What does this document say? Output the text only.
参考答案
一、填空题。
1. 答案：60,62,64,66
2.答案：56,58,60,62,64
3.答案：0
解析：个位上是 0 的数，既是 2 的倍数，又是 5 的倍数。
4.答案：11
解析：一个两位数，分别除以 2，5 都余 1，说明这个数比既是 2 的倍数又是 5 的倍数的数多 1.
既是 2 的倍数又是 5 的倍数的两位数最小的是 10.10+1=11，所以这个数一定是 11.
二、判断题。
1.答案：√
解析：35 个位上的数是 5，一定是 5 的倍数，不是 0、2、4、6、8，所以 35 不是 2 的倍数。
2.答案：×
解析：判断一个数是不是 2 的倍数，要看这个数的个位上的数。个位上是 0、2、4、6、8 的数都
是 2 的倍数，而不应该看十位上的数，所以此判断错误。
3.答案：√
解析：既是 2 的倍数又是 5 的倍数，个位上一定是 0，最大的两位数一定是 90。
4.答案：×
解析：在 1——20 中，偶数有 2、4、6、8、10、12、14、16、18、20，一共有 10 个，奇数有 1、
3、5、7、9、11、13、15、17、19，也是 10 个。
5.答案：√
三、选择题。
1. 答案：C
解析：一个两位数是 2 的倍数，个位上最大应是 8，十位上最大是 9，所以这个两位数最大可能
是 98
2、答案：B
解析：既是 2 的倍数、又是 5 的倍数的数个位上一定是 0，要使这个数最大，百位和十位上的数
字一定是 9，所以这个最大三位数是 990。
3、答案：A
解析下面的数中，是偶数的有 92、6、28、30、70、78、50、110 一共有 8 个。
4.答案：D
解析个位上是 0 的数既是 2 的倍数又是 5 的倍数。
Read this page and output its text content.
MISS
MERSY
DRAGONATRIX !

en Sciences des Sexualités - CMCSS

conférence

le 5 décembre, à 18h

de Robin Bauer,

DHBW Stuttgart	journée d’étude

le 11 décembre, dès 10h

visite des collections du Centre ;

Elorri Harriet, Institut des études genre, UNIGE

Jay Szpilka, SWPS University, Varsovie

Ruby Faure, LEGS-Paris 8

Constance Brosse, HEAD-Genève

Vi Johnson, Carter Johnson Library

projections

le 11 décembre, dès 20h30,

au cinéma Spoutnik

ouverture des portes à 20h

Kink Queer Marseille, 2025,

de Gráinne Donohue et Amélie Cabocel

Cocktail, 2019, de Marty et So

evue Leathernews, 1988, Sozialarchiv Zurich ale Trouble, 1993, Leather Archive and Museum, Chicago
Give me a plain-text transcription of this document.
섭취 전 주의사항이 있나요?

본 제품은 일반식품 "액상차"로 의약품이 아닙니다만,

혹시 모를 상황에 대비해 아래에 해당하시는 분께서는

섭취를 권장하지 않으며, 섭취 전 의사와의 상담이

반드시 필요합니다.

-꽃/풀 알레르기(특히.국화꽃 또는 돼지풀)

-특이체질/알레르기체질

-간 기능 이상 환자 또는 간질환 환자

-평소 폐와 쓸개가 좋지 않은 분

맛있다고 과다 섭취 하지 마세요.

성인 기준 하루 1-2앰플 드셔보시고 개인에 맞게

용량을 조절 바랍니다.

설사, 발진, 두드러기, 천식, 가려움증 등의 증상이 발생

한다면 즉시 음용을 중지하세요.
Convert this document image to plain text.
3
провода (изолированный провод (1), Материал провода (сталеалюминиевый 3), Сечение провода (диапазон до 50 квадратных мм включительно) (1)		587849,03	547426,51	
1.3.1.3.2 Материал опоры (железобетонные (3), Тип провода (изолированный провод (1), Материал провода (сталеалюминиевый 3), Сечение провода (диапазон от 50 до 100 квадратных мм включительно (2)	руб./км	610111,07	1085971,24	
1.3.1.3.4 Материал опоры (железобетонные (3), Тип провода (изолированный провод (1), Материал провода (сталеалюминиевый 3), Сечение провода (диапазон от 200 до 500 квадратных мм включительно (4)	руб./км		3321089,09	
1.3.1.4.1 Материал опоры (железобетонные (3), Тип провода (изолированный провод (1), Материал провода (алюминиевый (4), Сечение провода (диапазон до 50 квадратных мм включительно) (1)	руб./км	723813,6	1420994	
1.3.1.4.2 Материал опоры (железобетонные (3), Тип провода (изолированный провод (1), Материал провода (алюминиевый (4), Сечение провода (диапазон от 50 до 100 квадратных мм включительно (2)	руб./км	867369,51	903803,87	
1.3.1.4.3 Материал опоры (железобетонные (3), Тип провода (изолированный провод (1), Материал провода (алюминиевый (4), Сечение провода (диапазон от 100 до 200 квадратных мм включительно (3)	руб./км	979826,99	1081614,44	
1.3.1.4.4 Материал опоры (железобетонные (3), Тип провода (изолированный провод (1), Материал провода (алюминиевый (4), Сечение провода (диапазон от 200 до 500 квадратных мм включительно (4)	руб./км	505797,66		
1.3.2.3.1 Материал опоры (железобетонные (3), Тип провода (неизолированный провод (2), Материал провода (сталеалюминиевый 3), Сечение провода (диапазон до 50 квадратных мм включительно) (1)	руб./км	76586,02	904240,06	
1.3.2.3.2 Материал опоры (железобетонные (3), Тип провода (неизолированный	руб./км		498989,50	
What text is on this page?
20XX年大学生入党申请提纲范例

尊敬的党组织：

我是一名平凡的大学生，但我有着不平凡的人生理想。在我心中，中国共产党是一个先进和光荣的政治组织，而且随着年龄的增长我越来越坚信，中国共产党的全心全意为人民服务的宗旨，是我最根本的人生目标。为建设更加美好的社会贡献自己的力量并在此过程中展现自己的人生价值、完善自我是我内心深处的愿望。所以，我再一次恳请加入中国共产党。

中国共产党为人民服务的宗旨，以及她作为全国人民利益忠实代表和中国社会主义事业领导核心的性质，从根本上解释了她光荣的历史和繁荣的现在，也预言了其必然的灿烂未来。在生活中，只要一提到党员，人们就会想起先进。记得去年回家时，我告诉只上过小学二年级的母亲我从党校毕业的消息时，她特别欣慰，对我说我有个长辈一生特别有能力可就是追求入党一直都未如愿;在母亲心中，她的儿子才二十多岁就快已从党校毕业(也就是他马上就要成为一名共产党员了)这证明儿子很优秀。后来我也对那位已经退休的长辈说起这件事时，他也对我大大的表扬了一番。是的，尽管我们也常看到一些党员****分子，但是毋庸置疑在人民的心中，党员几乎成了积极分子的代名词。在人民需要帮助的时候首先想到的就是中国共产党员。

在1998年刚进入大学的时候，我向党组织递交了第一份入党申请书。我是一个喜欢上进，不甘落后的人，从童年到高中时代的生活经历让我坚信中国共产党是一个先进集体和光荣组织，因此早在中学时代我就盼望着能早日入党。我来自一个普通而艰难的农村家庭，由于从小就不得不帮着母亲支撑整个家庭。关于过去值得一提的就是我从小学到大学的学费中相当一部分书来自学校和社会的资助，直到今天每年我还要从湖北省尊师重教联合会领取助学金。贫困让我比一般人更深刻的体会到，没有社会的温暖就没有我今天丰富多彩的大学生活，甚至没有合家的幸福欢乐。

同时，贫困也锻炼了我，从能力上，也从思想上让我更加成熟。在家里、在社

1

○ ○ ○

### WRITTEN REQUEST
Each line of the listing should be copied exactly.

### ANSWER FOR THE TASK
What does this document say? Output the text only.
参考答案
一、填空题。
1. 答案：60,62,64,66
2.答案：56,58,60,62,64
3.答案：0
解析：个位上是 0 的数，既是 2 的倍数，又是 5 的倍数。
4.答案：11
解析：一个两位数，分别除以 2，5 都余 1，说明这个数比既是 2 的倍数又是 5 的倍数的数多 1.
既是 2 的倍数又是 5 的倍数的两位数最小的是 10.10+1=11，所以这个数一定是 11.
二、判断题。
1.答案：√
解析：35 个位上的数是 5，一定是 5 的倍数，不是 0、2、4、6、8，所以 35 不是 2 的倍数。
2.答案：×
解析：判断一个数是不是 2 的倍数，要看这个数的个位上的数。个位上是 0、2、4、6、8 的数都
是 2 的倍数，而不应该看十位上的数，所以此判断错误。
3.答案：√
解析：既是 2 的倍数又是 5 的倍数，个位上一定是 0，最大的两位数一定是 90。
4.答案：×
解析：在 1——20 中，偶数有 2、4、6、8、10、12、14、16、18、20，一共有 10 个，奇数有 1、
3、5、7、9、11、13、15、17、19，也是 10 个。
5.答案：√
三、选择题。
1. 答案：C
解析：一个两位数是 2 的倍数，个位上最大应是 8，十位上最大是 9，所以这个两位数最大可能
是 98
2、答案：B
解析：既是 2 的倍数、又是 5 的倍数的数个位上一定是 0，要使这个数最大，百位和十位上的数
字一定是 9，所以这个最大三位数是 990。
3、答案：A
解析下面的数中，是偶数的有 92、6、28、30、70、78、50、110 一共有 8 个。
4.答案：D
解析个位上是 0 的数既是 2 的倍数又是 5 的倍数。
Read this page and output its text content.
MISS
MERSY
DRAGONATRIX !

en Sciences des Sexualités - CMCSS

conférence

le 5 décembre, à 18h

de Robin Bauer,

DHBW Stuttgart	journée d’étude

le 11 décembre, dès 10h

visite des collections du Centre ;

Elorri Harriet, Institut des études genre, UNIGE

Jay Szpilka, SWPS University, Varsovie

Ruby Faure, LEGS-Paris 8

Constance Brosse, HEAD-Genève

Vi Johnson, Carter Johnson Library

projections

le 11 décembre, dès 20h30,

au cinéma Spoutnik

ouverture des portes à 20h

Kink Queer Marseille, 2025,

de Gráinne Donohue et Amélie Cabocel

Cocktail, 2019, de Marty et So

evue Leathernews, 1988, Sozialarchiv Zurich ale Trouble, 1993, Leather Archive and Museum, Chicago
Give me a plain-text transcription of this document.
섭취 전 주의사항이 있나요?

본 제품은 일반식품 "액상차"로 의약품이 아닙니다만,

혹시 모를 상황에 대비해 아래에 해당하시는 분께서는

섭취를 권장하지 않으며, 섭취 전 의사와의 상담이

반드시 필요합니다.

-꽃/풀 알레르기(특히.국화꽃 또는 돼지풀)

-특이체질/알레르기체질

-간 기능 이상 환자 또는 간질환 환자

-평소 폐와 쓸개가 좋지 않은 분

맛있다고 과다 섭취 하지 마세요.

성인 기준 하루 1-2앰플 드셔보시고 개인에 맞게

용량을 조절 바랍니다.

설사, 발진, 두드러기, 천식, 가려움증 등의 증상이 발생

한다면 즉시 음용을 중지하세요.
Convert this document image to plain text.
3
провода (изолированный провод (1), Материал провода (сталеалюминиевый 3), Сечение провода (диапазон до 50 квадратных мм включительно) (1)		587849,03	547426,51	
1.3.1.3.2 Материал опоры (железобетонные (3), Тип провода (изолированный провод (1), Материал провода (сталеалюминиевый 3), Сечение провода (диапазон от 50 до 100 квадратных мм включительно (2)	руб./км	610111,07	1085971,24	
1.3.1.3.4 Материал опоры (железобетонные (3), Тип провода (изолированный провод (1), Материал провода (сталеалюминиевый 3), Сечение провода (диапазон от 200 до 500 квадратных мм включительно (4)	руб./км		3321089,09	
1.3.1.4.1 Материал опоры (железобетонные (3), Тип провода (изолированный провод (1), Материал провода (алюминиевый (4), Сечение провода (диапазон до 50 квадратных мм включительно) (1)	руб./км	723813,6	1420994	
1.3.1.4.2 Материал опоры (железобетонные (3), Тип провода (изолированный провод (1), Материал провода (алюминиевый (4), Сечение провода (диапазон от 50 до 100 квадратных мм включительно (2)	руб./км	867369,51	903803,87	
1.3.1.4.3 Материал опоры (железобетонные (3), Тип провода (изолированный провод (1), Материал провода (алюминиевый (4), Сечение провода (диапазон от 100 до 200 квадратных мм включительно (3)	руб./км	979826,99	1081614,44	
1.3.1.4.4 Материал опоры (железобетонные (3), Тип провода (изолированный провод (1), Материал провода (алюминиевый (4), Сечение провода (диапазон от 200 до 500 квадратных мм включительно (4)	руб./км	505797,66		
1.3.2.3.1 Материал опоры (железобетонные (3), Тип провода (неизолированный провод (2), Материал провода (сталеалюминиевый 3), Сечение провода (диапазон до 50 квадратных мм включительно) (1)	руб./км	76586,02	904240,06	
1.3.2.3.2 Материал опоры (железобетонные (3), Тип провода (неизолированный	руб./км		498989,50	
What text is on this page?
20XX年大学生入党申请提纲范例

尊敬的党组织：

我是一名平凡的大学生，但我有着不平凡的人生理想。在我心中，中国共产党是一个先进和光荣的政治组织，而且随着年龄的增长我越来越坚信，中国共产党的全心全意为人民服务的宗旨，是我最根本的人生目标。为建设更加美好的社会贡献自己的力量并在此过程中展现自己的人生价值、完善自我是我内心深处的愿望。所以，我再一次恳请加入中国共产党。

中国共产党为人民服务的宗旨，以及她作为全国人民利益忠实代表和中国社会主义事业领导核心的性质，从根本上解释了她光荣的历史和繁荣的现在，也预言了其必然的灿烂未来。在生活中，只要一提到党员，人们就会想起先进。记得去年回家时，我告诉只上过小学二年级的母亲我从党校毕业的消息时，她特别欣慰，对我说我有个长辈一生特别有能力可就是追求入党一直都未如愿;在母亲心中，她的儿子才二十多岁就快已从党校毕业(也就是他马上就要成为一名共产党员了)这证明儿子很优秀。后来我也对那位已经退休的长辈说起这件事时，他也对我大大的表扬了一番。是的，尽管我们也常看到一些党员****分子，但是毋庸置疑在人民的心中，党员几乎成了积极分子的代名词。在人民需要帮助的时候首先想到的就是中国共产党员。

在1998年刚进入大学的时候，我向党组织递交了第一份入党申请书。我是一个喜欢上进，不甘落后的人，从童年到高中时代的生活经历让我坚信中国共产党是一个先进集体和光荣组织，因此早在中学时代我就盼望着能早日入党。我来自一个普通而艰难的农村家庭，由于从小就不得不帮着母亲支撑整个家庭。关于过去值得一提的就是我从小学到大学的学费中相当一部分书来自学校和社会的资助，直到今天每年我还要从湖北省尊师重教联合会领取助学金。贫困让我比一般人更深刻的体会到，没有社会的温暖就没有我今天丰富多彩的大学生活，甚至没有合家的幸福欢乐。

同时，贫困也锻炼了我，从能力上，也从思想上让我更加成熟。在家里、在社

1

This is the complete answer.